* **ФРАГМЕНТ ТЕКСТА**:
===============

Надо сказать правду: в немалое смущение привел нас, актеров, репертуар, составленный из классических пьес. Казалось, что бурные чувства, которые зажгла в нас революция, должны найти свое выражение в словах, близких нашему времени, нашей эпохе. Блок в своих высказываниях стремился поколебать наши сомнения. «Конечно, — говорил о н , — если мы в своем подходе к классическому произведению будем руководствоваться только уважением к имени автора, мы ничего не добьемся, но если мы захотим и сумеем прочесть в этом произведении мысли и чувства, волновавшие человечество во все века, и трепетно, вдохновенно понесем их со сцены, то наш театр выполнит миссию, которая ему вверена. Мир этих высоких проявлений человеческого духа во все века питал подлинных художников; только овладев этим миром, художник может чувствовать себя надежно на любых творческих путях. Мы не отказываемся, — говорил Блок, — от поисков новых путей. Я предостерегаю только от бездумного экспериментаторства. Нам вверено большое, серьезное дело. Мы тратим народные деньги, мы обязаны оправдать эту трату. От нас ждут большего, чем выдумок, хотя бы и блестящих. Мы должны давать только бесспорные ценности. Нам надо думать о том, как сплотить коллектив на такой драматургии, которая сделает его монолитным, творчески неуязвимым».

Неотразимы были высказывания и доводы Блока, и мало-помалу в труппе уже не стало сомневающихся. Успех «Дон Карлоса» 6 еще более убедил нас в правильности выбранного пути. Блок полностью завоевал наше доверие.

===============

* **ЗАДАНИЯ И УПРАЖНЕНИЯ**:
a) Объясните по отрывку о Блоке и театре, почему репертуар из классических пьес поначалу смутил актеров.
b) Успех какого спектакля, согласно отрывку о Блоке и театре, еще больше убедил труппу в правильности выбранного пути?

[Данные о расположении элементов]
===============

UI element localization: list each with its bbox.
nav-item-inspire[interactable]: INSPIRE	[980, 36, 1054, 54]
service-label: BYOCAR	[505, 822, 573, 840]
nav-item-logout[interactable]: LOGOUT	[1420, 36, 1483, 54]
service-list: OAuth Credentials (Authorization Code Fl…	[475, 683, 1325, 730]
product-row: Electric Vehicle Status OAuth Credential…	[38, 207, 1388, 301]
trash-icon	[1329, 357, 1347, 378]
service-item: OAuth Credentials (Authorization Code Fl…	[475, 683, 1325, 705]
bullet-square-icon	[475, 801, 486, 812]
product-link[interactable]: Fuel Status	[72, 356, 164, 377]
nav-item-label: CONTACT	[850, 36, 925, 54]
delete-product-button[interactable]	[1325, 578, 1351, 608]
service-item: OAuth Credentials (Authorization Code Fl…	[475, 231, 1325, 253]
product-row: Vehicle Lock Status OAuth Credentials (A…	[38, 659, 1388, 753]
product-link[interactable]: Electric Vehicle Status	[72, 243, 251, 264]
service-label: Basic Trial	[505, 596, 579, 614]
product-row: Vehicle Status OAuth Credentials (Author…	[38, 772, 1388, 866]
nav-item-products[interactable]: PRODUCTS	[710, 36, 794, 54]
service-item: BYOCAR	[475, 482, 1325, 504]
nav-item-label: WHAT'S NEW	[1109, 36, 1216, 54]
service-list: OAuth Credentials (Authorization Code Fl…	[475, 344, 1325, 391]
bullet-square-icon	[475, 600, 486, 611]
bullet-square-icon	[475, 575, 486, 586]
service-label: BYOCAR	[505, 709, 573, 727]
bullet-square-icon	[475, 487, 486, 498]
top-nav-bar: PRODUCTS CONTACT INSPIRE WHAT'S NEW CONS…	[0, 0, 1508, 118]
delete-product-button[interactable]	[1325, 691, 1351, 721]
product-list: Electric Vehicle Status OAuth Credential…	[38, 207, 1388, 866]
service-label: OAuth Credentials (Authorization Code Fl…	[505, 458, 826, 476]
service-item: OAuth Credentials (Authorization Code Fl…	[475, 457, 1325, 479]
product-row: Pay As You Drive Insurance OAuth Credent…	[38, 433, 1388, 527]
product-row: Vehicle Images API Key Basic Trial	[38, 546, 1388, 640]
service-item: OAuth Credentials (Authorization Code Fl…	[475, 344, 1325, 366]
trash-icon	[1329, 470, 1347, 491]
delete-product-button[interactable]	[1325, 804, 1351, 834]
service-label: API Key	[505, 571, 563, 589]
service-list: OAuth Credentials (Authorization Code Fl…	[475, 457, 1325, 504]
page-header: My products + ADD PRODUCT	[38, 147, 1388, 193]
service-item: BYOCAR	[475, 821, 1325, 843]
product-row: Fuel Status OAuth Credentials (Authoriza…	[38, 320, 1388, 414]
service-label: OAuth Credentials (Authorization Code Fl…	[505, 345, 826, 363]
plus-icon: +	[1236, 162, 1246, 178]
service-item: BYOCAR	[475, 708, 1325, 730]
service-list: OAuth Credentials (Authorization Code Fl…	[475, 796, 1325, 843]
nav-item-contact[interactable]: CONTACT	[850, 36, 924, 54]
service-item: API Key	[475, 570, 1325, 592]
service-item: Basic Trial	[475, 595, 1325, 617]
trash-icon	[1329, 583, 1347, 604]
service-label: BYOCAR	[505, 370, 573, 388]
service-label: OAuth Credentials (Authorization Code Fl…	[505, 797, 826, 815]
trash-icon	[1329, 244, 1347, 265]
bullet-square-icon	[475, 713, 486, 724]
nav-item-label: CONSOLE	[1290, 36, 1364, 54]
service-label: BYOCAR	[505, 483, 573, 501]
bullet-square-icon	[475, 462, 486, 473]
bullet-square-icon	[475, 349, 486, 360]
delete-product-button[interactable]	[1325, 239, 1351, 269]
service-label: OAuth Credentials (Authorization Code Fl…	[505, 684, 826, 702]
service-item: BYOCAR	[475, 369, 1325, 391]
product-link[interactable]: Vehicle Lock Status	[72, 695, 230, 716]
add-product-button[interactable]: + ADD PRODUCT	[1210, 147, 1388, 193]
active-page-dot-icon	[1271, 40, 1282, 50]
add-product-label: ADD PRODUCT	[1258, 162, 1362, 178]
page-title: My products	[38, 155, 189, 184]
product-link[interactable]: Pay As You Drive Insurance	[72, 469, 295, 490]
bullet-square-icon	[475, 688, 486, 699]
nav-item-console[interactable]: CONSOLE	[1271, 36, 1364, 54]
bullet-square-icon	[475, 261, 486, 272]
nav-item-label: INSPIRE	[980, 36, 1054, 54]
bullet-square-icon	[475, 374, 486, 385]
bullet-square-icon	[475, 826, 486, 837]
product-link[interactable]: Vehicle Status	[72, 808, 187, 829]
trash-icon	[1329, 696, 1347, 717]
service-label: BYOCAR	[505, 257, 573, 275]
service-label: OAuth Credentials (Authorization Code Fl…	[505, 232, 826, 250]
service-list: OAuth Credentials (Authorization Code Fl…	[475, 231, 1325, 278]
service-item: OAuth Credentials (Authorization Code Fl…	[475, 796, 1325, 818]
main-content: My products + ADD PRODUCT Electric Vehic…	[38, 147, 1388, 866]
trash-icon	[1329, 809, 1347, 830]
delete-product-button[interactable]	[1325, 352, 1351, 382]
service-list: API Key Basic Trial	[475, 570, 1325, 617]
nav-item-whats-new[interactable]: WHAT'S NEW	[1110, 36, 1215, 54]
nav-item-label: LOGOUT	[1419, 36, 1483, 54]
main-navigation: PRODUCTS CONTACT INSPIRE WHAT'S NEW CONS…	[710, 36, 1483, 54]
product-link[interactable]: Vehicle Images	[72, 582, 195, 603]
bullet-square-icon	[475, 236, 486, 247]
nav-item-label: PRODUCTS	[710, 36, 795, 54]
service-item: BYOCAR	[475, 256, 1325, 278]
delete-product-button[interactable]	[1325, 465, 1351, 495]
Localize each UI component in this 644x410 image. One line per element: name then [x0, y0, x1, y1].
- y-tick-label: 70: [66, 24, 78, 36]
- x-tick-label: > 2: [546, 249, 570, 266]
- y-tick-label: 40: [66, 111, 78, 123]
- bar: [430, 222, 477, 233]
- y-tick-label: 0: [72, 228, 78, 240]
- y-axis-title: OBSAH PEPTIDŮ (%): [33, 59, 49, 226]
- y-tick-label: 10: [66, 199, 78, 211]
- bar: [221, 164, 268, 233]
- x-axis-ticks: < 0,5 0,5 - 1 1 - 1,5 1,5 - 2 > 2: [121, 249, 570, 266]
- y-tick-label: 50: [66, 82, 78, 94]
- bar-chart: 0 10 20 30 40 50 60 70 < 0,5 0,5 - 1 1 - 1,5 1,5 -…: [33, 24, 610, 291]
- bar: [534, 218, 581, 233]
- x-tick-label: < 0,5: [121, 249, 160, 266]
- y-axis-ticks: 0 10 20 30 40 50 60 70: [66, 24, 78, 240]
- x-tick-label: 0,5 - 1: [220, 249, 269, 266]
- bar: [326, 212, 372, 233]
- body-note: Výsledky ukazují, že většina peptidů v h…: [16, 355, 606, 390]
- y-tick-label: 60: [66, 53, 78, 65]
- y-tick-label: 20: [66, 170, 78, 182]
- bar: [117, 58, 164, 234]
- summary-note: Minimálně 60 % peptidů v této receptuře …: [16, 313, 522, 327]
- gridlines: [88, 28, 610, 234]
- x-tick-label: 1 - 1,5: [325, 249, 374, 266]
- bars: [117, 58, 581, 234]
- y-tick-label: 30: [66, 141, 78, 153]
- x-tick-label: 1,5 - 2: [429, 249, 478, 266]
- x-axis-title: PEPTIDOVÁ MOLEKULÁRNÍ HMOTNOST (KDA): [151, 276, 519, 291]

===============

* **РЕЗУЛЬТАТЫ**:
a) Актерам казалось, что бурные чувства, которые зажгла в них революция, должны найти свое выражение в словах, близких их времени, их эпохе.

b) Успех «Дон Карлоса».